Aufgaben:
#1 In welchem Jahr formierten sich die Musiker der Midnight Deadbeats laut der Albumrezension zu einer Einheit?
#2 Kopiere aus der Albumrezension zu den Midnight Deadbeats wortgetreu den Abschnitt, der bei „Ein Power-Trio hat“ beginnt und bei „in unsere Stuben.“ endet.
#3 Knüpf an die Albumrezension zu den Midnight Deadbeats an und schreib sie nach ihrem letzten Satz weiter.

Vorliegender Textauszug:
![Midnight Deadbeats / Moonshine Carnival](https://www.rocktimes.info/wp-content/uploads/2020/10/midnight-deadbeats-moonshine-carnival.jpg)
In Basel geht mächtig die Post ab, was Rockmusik angeht – zumindest jenseits kriesengeschwängerter Tage, die Szene dort ist ausgesprochen lebendig. Doch auch auf den Tonträgern sind uns hier in der Redaktion schon einige sehr geile Begegnungen der beflügelnden Art widerfahren. Die Midnight Deadbeats bilden da keine Ausnahme, eine Schweizer Webseite zitiert sie als Protagonisten von Arschtritt-Rock ’n' Roll-Punk-Metal. Yo man, lass ich mir gerne gefallen.
Ein Power-Trio hat grundsätzlich die besten Voraussetzungen, die zitierten Gesäßtritte zu inszenieren und Musiker, die 2017 mit einigen Erfahrungen aus vorangegangenen Projekten eine Einheit formierten, bieten alle Voraussetzungen, uns den Allerwertesten aufzureißen. Und damit lassen sie sich keine Sekunde Zeit, das Debütalbum kommt mit jeder Menge Anlauf und Volldampf in unsere Stuben.

Gespeicherte Daten:
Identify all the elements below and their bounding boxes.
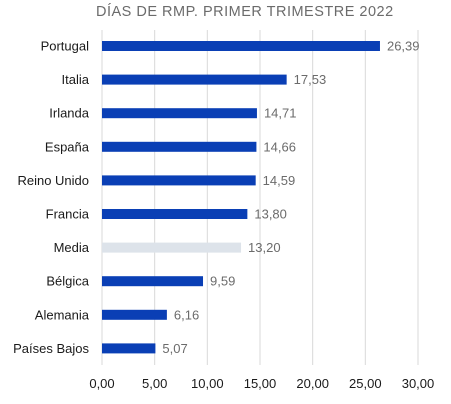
x-tick-label: 5,00 (142, 376, 167, 391)
x-tick-label: 25,00 (349, 376, 382, 391)
grid-layer (101, 30, 419, 365)
value-label: 17,53 (294, 72, 327, 87)
category-label: Portugal (41, 39, 90, 54)
value-label: 13,20 (248, 240, 281, 255)
bar-layer (102, 41, 380, 354)
category-label: Media (54, 240, 90, 255)
bar-alemania (102, 309, 167, 320)
category-label: España (45, 139, 90, 154)
bar-media (102, 242, 242, 253)
chart-title: DÍAS DE RMP. PRIMER TRIMESTRE 2022 (96, 4, 394, 20)
value-label: 14,66 (263, 139, 296, 154)
value-label: 9,59 (210, 274, 235, 289)
x-tick-label: 10,00 (191, 376, 224, 391)
x-tick-label: 0,00 (89, 376, 114, 391)
bar-italia (102, 74, 287, 85)
bar-irlanda (102, 108, 257, 119)
category-label: Países Bajos (13, 341, 89, 356)
value-label: 5,07 (162, 341, 187, 356)
category-label: Italia (62, 72, 90, 87)
value-label: 14,59 (263, 173, 296, 188)
x-axis: 0,00 5,00 10,00 15,00 20,00 25,00 30,00 (89, 376, 434, 391)
value-label: 6,16 (174, 307, 199, 322)
bar-francia (102, 209, 248, 219)
x-tick-label: 15,00 (244, 376, 277, 391)
x-tick-label: 30,00 (402, 376, 435, 391)
value-label: 14,71 (264, 106, 297, 121)
bar-paises-bajos (102, 343, 156, 354)
bar-portugal (102, 41, 380, 51)
category-label: Reino Unido (17, 173, 89, 188)
category-label: Bélgica (46, 274, 89, 289)
category-label: Alemania (35, 307, 90, 322)
value-label: 13,80 (254, 207, 287, 222)
bar-reino-unido (102, 175, 256, 186)
bar-espana (102, 141, 257, 152)
x-tick-label: 20,00 (296, 376, 329, 391)
category-label: Irlanda (49, 106, 90, 121)
value-label: 26,39 (387, 39, 420, 54)
category-label: Francia (46, 207, 90, 222)
label-layer: Portugal 26,39 Italia 17,53 Irlanda 14,71 Espa… (13, 39, 419, 356)
bar-belgica (102, 276, 204, 287)
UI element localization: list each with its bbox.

Schriftliche Antworten:
#1 Im Jahr 2017.

#2
Ein Power-Trio hat grundsätzlich die besten Voraussetzungen, die zitierten Gesäßtritte zu inszenieren und Musiker, die 2017 mit einigen Erfahrungen aus vorangegangenen Projekten eine Einheit formierten, bieten alle Voraussetzungen, uns den Allerwertesten aufzureißen. Und damit lassen sie sich keine Sekunde Zeit, das Debütalbum kommt mit jeder Menge Anlauf und Volldampf in unsere Stuben.

#3
Überfallartig und fast ein wenig an "My Generation" von The Who erinnernd, fallen sie über uns her. Die ersten Songs sind getragen von genau diesem Geist aggressiver energetischer Rockmusik, die vor allem eins will: uns an den Haken nehmen. Das gelingt, fast im Sinne eines klassischen Konzerts. Wenn du auf die Bühne gehst, hau erst einmal ein paar Kracher raus, um die Menge weich zu spielen. "Rock ’n' Roll" wird seinem Titel gerecht und bietet knallharten klassischen Rock, die leicht metallische Verschärfung in "Useless Machine" legt ein klein bisschen im Tempo nach. Etwas punkig klingt’s auch.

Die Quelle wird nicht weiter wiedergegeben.